Text segment –
>>
# HELP WITH SUBLIMATION NOT WORKING!!!!



## LisaO97 (May 16, 2021)

I am new to sublimation printing. I have an Epson ET 2760 and I just completely cleaned it out of it's original ink and put Seogol Sublimation Ink for Ecotank and I print on A-Sub 125G paper and it will not transfer onto my shirts! I don't know what I am doing wrong. I have a Cricut EasyPress 2 and I press at 400 degrees for 55 seconds! Any help would be greatly appreciated.


----------



## splathead (Dec 4, 2005)

Did you use a syringe to suck out all your old ink out of the tubes leading to the print head?


----------



## LisaO97 (May 16, 2021)

yes, I also cleaned them with Epson compatible printhead cleaner and then printed on regular paper until all the old ink was completely gone.


----------



## splathead (Dec 4, 2005)

OK, more troubleshooting questions.

1. You are using polyester garments?
2. You are printing on the right side of the paper? 
3. When printed, the ink looks dull and off-color?
4. Your entire image fits completely under the easypress without having to move it around?


----------



## LisaO97 (May 16, 2021)

1. Yes my garment is 68% polyester. 
2. I believe I’m printing on the right side one side is blank and the other has the logo on it. 
3. It looks a little dulled out.
4. Yes, the image fits under to whole easy press. I use butchers paper and a Teflon sheet to protect the shirt. And I’ve bought ready to press designs that work well with that combo. I have no idea what’s wrong.


----------



## NoXid (Apr 4, 2011)

Okay, so far so good. Tells us more about those shirts, what brand and style number? Some shirts don't' sublimate, despite having enough poly content. Also, what color are the shirts? Sublimation ink can only darken the shirt color, can't lighten. That's why most sublimation is done on white or pastel colored garments.


----------



## LisaO97 (May 16, 2021)

It’s a pastel blue I believe the brand is rabbit skins? And I bought a ready to press design for the front of it and it worked well, but mine isn’t working. Umm I also tried to sublimate the design like as soon as I printed it are you supposed to wait?


----------



## JazzBlueRT (Feb 22, 2021)

I press fabrics for 60 - 70 seconds on medium pressure. Can a Cricut Easy press apply pressure properly for sublimation?

65% poly fabrics will look dull and washed out.


----------



## webtrekker (Jan 28, 2018)
<<
Task description – From the sublimation printing thread, retype the passage that opens with the words containing "Okay, so far" and closes with "pastel colored garments.".

Data shown –
>>
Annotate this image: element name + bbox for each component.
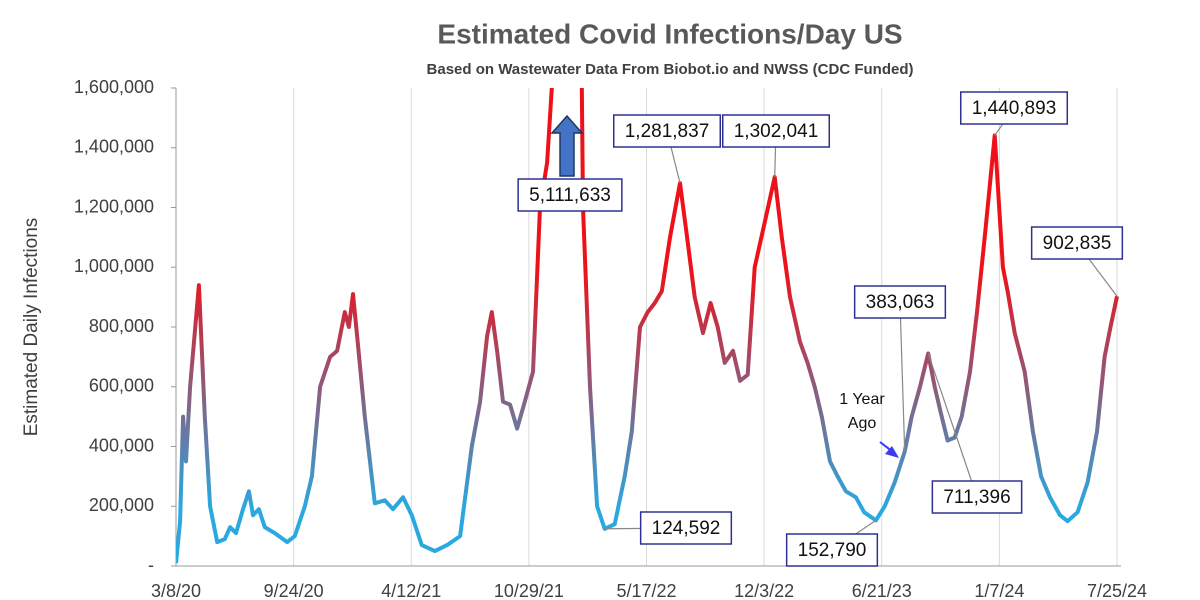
<<
>>
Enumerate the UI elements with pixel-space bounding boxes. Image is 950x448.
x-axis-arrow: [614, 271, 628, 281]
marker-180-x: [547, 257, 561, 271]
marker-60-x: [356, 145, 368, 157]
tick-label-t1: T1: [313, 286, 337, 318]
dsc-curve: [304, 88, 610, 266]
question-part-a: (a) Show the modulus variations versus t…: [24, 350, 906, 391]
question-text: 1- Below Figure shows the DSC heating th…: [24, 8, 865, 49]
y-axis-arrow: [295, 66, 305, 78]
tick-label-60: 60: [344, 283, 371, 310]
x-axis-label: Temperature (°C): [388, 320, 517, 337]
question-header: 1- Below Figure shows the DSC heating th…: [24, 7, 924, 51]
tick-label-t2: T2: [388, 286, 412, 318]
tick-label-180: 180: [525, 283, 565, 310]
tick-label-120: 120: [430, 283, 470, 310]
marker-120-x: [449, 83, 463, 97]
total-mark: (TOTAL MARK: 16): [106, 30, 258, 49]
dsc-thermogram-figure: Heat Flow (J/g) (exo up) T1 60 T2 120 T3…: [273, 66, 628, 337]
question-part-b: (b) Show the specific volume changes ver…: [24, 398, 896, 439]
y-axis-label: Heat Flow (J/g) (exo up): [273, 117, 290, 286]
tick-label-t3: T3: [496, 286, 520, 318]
<<
The solution –
Okay, so far so good. Tells us more about those shirts, what brand and style number? Some shirts don't' sublimate, despite having enough poly content. Also, what color are the shirts? Sublimation ink can only darken the shirt color, can't lighten. That's why most sublimation is done on white or pastel colored garments.